• STATED EXERCISE: Transcribe the records below exactly as they appear.

• INPUT MATERIAL:
★ ★ ★

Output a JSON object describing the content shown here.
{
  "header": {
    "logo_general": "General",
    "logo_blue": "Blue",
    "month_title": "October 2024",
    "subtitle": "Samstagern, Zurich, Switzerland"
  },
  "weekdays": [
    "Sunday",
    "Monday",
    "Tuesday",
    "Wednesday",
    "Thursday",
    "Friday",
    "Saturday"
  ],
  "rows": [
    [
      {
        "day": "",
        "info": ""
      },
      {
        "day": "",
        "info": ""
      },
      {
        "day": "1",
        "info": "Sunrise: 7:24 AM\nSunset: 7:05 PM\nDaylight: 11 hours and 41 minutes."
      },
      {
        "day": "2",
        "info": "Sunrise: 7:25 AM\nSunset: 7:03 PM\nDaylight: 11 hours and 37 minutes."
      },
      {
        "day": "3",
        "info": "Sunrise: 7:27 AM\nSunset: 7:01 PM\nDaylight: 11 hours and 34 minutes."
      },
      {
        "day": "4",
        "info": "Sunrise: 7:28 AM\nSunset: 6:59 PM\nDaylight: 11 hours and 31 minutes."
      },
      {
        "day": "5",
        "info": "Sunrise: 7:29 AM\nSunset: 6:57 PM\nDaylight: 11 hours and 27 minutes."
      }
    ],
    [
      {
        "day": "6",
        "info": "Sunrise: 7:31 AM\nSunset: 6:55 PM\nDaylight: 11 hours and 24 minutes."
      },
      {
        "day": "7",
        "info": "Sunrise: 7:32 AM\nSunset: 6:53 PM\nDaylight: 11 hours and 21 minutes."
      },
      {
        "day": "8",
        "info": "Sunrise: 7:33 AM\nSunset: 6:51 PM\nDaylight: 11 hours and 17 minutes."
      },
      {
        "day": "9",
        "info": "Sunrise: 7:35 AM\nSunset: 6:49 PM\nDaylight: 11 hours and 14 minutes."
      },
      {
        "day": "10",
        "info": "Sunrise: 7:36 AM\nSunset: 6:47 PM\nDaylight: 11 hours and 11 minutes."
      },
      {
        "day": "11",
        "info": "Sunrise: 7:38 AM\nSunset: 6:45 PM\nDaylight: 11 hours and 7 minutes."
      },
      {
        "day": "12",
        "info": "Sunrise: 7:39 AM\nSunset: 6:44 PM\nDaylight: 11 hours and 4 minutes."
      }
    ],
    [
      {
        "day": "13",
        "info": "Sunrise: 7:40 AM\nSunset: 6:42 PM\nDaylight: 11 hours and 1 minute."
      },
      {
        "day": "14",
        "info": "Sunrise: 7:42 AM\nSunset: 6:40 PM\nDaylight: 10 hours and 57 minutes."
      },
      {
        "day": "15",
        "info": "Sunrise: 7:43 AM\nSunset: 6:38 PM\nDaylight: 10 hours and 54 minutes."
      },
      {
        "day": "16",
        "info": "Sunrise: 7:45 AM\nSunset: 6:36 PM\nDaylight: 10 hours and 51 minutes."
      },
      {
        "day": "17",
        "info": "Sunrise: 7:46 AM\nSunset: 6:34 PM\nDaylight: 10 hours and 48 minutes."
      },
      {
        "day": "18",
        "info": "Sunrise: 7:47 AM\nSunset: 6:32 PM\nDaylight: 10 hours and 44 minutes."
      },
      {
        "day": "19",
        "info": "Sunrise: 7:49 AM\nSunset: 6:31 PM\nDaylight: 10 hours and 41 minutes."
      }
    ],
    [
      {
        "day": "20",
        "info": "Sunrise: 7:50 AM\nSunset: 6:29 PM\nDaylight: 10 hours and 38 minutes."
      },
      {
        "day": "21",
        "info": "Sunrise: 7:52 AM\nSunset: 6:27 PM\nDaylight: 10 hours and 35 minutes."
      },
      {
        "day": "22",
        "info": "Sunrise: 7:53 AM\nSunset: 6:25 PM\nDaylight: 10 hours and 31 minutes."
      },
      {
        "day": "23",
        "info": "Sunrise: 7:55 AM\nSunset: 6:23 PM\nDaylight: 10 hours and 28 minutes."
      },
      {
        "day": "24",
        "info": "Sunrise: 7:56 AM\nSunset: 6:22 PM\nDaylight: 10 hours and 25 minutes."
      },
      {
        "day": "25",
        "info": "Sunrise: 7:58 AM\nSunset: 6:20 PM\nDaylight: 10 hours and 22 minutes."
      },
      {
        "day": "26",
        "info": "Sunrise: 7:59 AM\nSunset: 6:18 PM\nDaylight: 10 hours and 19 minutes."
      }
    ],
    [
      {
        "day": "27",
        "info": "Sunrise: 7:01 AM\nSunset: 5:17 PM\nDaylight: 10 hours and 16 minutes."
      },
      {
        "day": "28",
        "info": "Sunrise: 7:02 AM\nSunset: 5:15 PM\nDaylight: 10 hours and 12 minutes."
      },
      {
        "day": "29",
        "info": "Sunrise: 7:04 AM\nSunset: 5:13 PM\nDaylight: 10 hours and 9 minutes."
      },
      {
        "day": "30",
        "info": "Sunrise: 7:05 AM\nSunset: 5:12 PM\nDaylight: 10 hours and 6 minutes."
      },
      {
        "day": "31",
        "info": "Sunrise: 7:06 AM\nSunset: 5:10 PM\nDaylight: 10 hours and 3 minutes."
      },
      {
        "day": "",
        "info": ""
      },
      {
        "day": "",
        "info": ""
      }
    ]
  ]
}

★ ★ ★

• THE RESULT:
Output a JSON object describing the content shown here.
{
  "header": {
    "logo_general": "General",
    "logo_blue": "Blue",
    "month_title": "October 2024",
    "subtitle": "Samstagern, Zurich, Switzerland"
  },
  "weekdays": [
    "Sunday",
    "Monday",
    "Tuesday",
    "Wednesday",
    "Thursday",
    "Friday",
    "Saturday"
  ],
  "rows": [
    [
      {
        "day": "",
        "info": ""
      },
      {
        "day": "",
        "info": ""
      },
      {
        "day": "1",
        "info": "Sunrise: 7:24 AM\nSunset: 7:05 PM\nDaylight: 11 hours and 41 minutes."
      },
      {
        "day": "2",
        "info": "Sunrise: 7:25 AM\nSunset: 7:03 PM\nDaylight: 11 hours and 37 minutes."
      },
      {
        "day": "3",
        "info": "Sunrise: 7:27 AM\nSunset: 7:01 PM\nDaylight: 11 hours and 34 minutes."
      },
      {
        "day": "4",
        "info": "Sunrise: 7:28 AM\nSunset: 6:59 PM\nDaylight: 11 hours and 31 minutes."
      },
      {
        "day": "5",
        "info": "Sunrise: 7:29 AM\nSunset: 6:57 PM\nDaylight: 11 hours and 27 minutes."
      }
    ],
    [
      {
        "day": "6",
        "info": "Sunrise: 7:31 AM\nSunset: 6:55 PM\nDaylight: 11 hours and 24 minutes."
      },
      {
        "day": "7",
        "info": "Sunrise: 7:32 AM\nSunset: 6:53 PM\nDaylight: 11 hours and 21 minutes."
      },
      {
        "day": "8",
        "info": "Sunrise: 7:33 AM\nSunset: 6:51 PM\nDaylight: 11 hours and 17 minutes."
      },
      {
        "day": "9",
        "info": "Sunrise: 7:35 AM\nSunset: 6:49 PM\nDaylight: 11 hours and 14 minutes."
      },
      {
        "day": "10",
        "info": "Sunrise: 7:36 AM\nSunset: 6:47 PM\nDaylight: 11 hours and 11 minutes."
      },
      {
        "day": "11",
        "info": "Sunrise: 7:38 AM\nSunset: 6:45 PM\nDaylight: 11 hours and 7 minutes."
      },
      {
        "day": "12",
        "info": "Sunrise: 7:39 AM\nSunset: 6:44 PM\nDaylight: 11 hours and 4 minutes."
      }
    ],
    [
      {
        "day": "13",
        "info": "Sunrise: 7:40 AM\nSunset: 6:42 PM\nDaylight: 11 hours and 1 minute."
      },
      {
        "day": "14",
        "info": "Sunrise: 7:42 AM\nSunset: 6:40 PM\nDaylight: 10 hours and 57 minutes."
      },
      {
        "day": "15",
        "info": "Sunrise: 7:43 AM\nSunset: 6:38 PM\nDaylight: 10 hours and 54 minutes."
      },
      {
        "day": "16",
        "info": "Sunrise: 7:45 AM\nSunset: 6:36 PM\nDaylight: 10 hours and 51 minutes."
      },
      {
        "day": "17",
        "info": "Sunrise: 7:46 AM\nSunset: 6:34 PM\nDaylight: 10 hours and 48 minutes."
      },
      {
        "day": "18",
        "info": "Sunrise: 7:47 AM\nSunset: 6:32 PM\nDaylight: 10 hours and 44 minutes."
      },
      {
        "day": "19",
        "info": "Sunrise: 7:49 AM\nSunset: 6:31 PM\nDaylight: 10 hours and 41 minutes."
      }
    ],
    [
      {
        "day": "20",
        "info": "Sunrise: 7:50 AM\nSunset: 6:29 PM\nDaylight: 10 hours and 38 minutes."
      },
      {
        "day": "21",
        "info": "Sunrise: 7:52 AM\nSunset: 6:27 PM\nDaylight: 10 hours and 35 minutes."
      },
      {
        "day": "22",
        "info": "Sunrise: 7:53 AM\nSunset: 6:25 PM\nDaylight: 10 hours and 31 minutes."
      },
      {
        "day": "23",
        "info": "Sunrise: 7:55 AM\nSunset: 6:23 PM\nDaylight: 10 hours and 28 minutes."
      },
      {
        "day": "24",
        "info": "Sunrise: 7:56 AM\nSunset: 6:22 PM\nDaylight: 10 hours and 25 minutes."
      },
      {
        "day": "25",
        "info": "Sunrise: 7:58 AM\nSunset: 6:20 PM\nDaylight: 10 hours and 22 minutes."
      },
      {
        "day": "26",
        "info": "Sunrise: 7:59 AM\nSunset: 6:18 PM\nDaylight: 10 hours and 19 minutes."
      }
    ],
    [
      {
        "day": "27",
        "info": "Sunrise: 7:01 AM\nSunset: 5:17 PM\nDaylight: 10 hours and 16 minutes."
      },
      {
        "day": "28",
        "info": "Sunrise: 7:02 AM\nSunset: 5:15 PM\nDaylight: 10 hours and 12 minutes."
      },
      {
        "day": "29",
        "info": "Sunrise: 7:04 AM\nSunset: 5:13 PM\nDaylight: 10 hours and 9 minutes."
      },
      {
        "day": "30",
        "info": "Sunrise: 7:05 AM\nSunset: 5:12 PM\nDaylight: 10 hours and 6 minutes."
      },
      {
        "day": "31",
        "info": "Sunrise: 7:06 AM\nSunset: 5:10 PM\nDaylight: 10 hours and 3 minutes."
      },
      {
        "day": "",
        "info": ""
      },
      {
        "day": "",
        "info": ""
      }
    ]
  ]
}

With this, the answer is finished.